| GIVEN INSTRUCTION |
All of the records below should be output exactly.

| SUPPLIED DATA |
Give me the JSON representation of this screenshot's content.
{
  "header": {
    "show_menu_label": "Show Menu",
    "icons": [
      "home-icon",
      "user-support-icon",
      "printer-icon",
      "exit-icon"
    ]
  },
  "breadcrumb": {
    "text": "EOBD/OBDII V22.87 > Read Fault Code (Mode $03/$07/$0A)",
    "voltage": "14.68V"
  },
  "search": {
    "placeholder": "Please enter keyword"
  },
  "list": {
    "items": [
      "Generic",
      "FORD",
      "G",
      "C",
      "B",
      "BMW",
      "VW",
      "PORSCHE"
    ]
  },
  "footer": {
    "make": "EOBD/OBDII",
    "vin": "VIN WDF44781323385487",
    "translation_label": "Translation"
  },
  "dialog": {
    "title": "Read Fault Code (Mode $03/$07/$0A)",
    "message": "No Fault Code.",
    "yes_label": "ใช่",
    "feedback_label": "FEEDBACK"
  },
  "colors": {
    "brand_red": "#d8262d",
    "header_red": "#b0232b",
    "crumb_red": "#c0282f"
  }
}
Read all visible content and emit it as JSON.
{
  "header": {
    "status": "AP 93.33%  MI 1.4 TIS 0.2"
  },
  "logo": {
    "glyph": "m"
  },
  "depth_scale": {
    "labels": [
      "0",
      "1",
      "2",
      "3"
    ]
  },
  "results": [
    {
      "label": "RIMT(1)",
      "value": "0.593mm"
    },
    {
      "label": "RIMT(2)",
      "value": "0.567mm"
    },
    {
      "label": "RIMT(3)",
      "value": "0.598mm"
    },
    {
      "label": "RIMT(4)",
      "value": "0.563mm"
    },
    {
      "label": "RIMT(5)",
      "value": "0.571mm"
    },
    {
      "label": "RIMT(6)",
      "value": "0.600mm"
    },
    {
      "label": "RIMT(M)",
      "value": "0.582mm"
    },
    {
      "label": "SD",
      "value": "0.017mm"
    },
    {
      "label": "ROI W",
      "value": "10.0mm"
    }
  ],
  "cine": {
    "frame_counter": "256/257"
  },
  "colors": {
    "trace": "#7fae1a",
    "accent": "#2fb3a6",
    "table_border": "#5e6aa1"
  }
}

| RESULT BELOW |
Give me the JSON representation of this screenshot's content.
{
  "header": {
    "show_menu_label": "Show Menu",
    "icons": [
      "home-icon",
      "user-support-icon",
      "printer-icon",
      "exit-icon"
    ]
  },
  "breadcrumb": {
    "text": "EOBD/OBDII V22.87 > Read Fault Code (Mode $03/$07/$0A)",
    "voltage": "14.68V"
  },
  "search": {
    "placeholder": "Please enter keyword"
  },
  "list": {
    "items": [
      "Generic",
      "FORD",
      "G",
      "C",
      "B",
      "BMW",
      "VW",
      "PORSCHE"
    ]
  },
  "footer": {
    "make": "EOBD/OBDII",
    "vin": "VIN WDF44781323385487",
    "translation_label": "Translation"
  },
  "dialog": {
    "title": "Read Fault Code (Mode $03/$07/$0A)",
    "message": "No Fault Code.",
    "yes_label": "ใช่",
    "feedback_label": "FEEDBACK"
  },
  "colors": {
    "brand_red": "#d8262d",
    "header_red": "#b0232b",
    "crumb_red": "#c0282f"
  }
}
Read all visible content and emit it as JSON.
{
  "header": {
    "status": "AP 93.33%  MI 1.4 TIS 0.2"
  },
  "logo": {
    "glyph": "m"
  },
  "depth_scale": {
    "labels": [
      "0",
      "1",
      "2",
      "3"
    ]
  },
  "results": [
    {
      "label": "RIMT(1)",
      "value": "0.593mm"
    },
    {
      "label": "RIMT(2)",
      "value": "0.567mm"
    },
    {
      "label": "RIMT(3)",
      "value": "0.598mm"
    },
    {
      "label": "RIMT(4)",
      "value": "0.563mm"
    },
    {
      "label": "RIMT(5)",
      "value": "0.571mm"
    },
    {
      "label": "RIMT(6)",
      "value": "0.600mm"
    },
    {
      "label": "RIMT(M)",
      "value": "0.582mm"
    },
    {
      "label": "SD",
      "value": "0.017mm"
    },
    {
      "label": "ROI W",
      "value": "10.0mm"
    }
  ],
  "cine": {
    "frame_counter": "256/257"
  },
  "colors": {
    "trace": "#7fae1a",
    "accent": "#2fb3a6",
    "table_border": "#5e6aa1"
  }
}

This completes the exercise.